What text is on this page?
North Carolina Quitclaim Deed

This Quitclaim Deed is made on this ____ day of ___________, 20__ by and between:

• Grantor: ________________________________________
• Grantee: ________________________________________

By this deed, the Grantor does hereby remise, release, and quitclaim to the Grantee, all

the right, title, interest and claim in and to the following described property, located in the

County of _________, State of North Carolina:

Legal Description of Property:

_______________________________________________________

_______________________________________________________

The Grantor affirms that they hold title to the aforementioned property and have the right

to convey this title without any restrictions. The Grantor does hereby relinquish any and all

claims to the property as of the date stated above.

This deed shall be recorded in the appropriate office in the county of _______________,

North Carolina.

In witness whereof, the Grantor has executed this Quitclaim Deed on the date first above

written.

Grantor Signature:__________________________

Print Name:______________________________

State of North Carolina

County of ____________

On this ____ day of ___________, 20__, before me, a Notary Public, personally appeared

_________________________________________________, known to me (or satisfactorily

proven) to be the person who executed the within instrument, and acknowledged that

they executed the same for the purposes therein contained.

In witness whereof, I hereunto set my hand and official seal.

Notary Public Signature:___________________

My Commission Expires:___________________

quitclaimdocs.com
++++++++
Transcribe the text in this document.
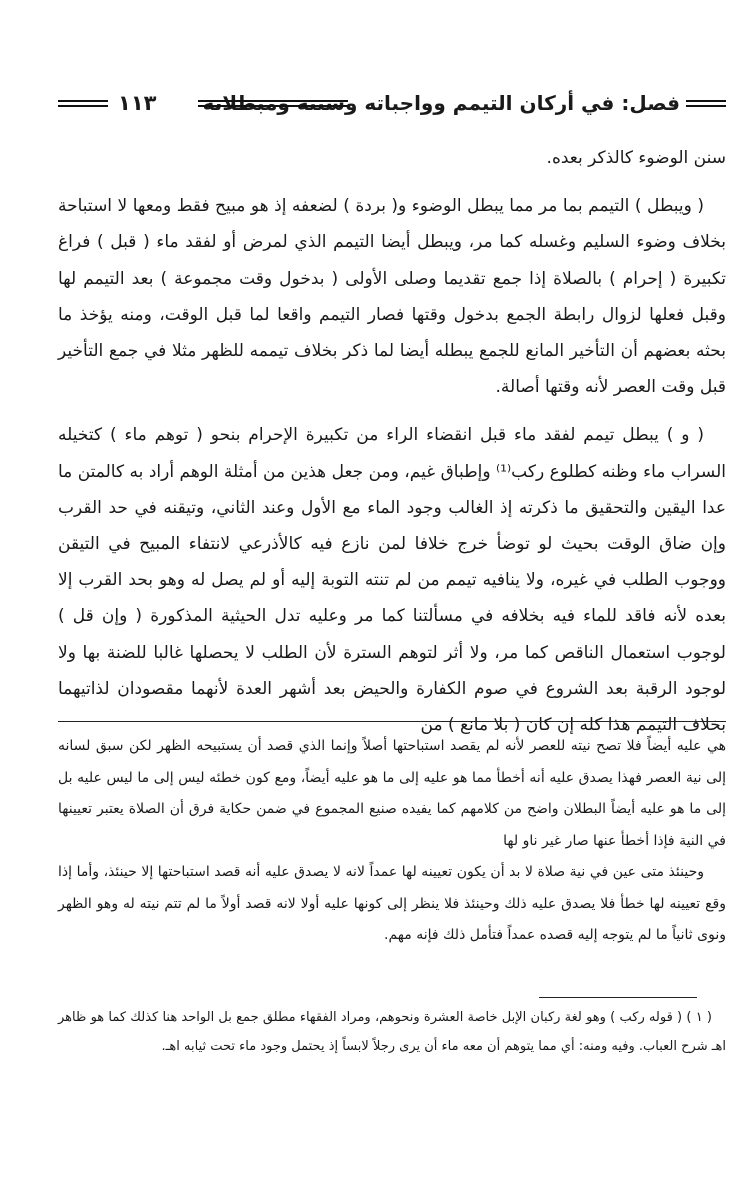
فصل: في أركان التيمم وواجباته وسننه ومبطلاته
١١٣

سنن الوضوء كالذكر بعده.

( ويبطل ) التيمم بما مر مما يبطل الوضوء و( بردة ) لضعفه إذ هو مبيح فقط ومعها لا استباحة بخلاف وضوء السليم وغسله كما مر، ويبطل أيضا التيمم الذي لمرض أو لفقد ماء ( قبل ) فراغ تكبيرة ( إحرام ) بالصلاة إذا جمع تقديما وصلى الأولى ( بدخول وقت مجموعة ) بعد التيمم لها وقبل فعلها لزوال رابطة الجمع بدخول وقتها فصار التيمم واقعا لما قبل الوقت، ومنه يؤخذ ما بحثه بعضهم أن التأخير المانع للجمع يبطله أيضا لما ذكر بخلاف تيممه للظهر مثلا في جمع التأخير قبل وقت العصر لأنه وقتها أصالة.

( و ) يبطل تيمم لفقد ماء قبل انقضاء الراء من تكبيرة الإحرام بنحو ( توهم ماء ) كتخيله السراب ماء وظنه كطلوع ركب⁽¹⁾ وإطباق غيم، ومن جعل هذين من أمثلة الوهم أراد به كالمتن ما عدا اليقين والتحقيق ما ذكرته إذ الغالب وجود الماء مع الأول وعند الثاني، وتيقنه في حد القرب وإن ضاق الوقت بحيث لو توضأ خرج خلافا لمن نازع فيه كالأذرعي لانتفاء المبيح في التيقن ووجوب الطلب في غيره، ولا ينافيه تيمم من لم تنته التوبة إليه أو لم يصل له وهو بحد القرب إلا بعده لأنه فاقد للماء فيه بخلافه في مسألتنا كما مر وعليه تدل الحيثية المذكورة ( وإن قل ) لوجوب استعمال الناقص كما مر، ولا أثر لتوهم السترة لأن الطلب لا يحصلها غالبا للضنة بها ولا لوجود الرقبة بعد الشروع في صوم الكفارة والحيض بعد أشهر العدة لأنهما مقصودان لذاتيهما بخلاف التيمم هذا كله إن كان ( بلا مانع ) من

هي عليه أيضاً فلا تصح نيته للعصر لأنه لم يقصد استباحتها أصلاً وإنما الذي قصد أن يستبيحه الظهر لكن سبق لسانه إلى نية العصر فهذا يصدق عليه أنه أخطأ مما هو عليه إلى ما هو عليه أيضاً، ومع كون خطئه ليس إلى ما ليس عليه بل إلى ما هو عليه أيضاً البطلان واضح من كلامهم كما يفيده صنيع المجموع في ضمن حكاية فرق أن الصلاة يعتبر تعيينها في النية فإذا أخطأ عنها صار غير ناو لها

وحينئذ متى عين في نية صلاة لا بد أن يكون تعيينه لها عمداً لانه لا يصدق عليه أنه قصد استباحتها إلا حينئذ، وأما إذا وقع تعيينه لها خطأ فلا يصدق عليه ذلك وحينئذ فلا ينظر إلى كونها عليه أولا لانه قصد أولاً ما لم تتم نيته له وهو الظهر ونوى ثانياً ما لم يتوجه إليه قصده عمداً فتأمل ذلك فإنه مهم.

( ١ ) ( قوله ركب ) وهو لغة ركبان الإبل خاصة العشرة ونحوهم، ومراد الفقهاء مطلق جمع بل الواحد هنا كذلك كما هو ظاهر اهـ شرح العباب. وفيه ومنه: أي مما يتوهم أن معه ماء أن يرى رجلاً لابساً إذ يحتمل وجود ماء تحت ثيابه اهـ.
++++++++
What the task requires: Only lines with the word "that" should be collected from the material.

Solution:
The Grantor affirms that they hold title to the aforementioned property and have the right
proven) to be the person who executed the within instrument, and acknowledged that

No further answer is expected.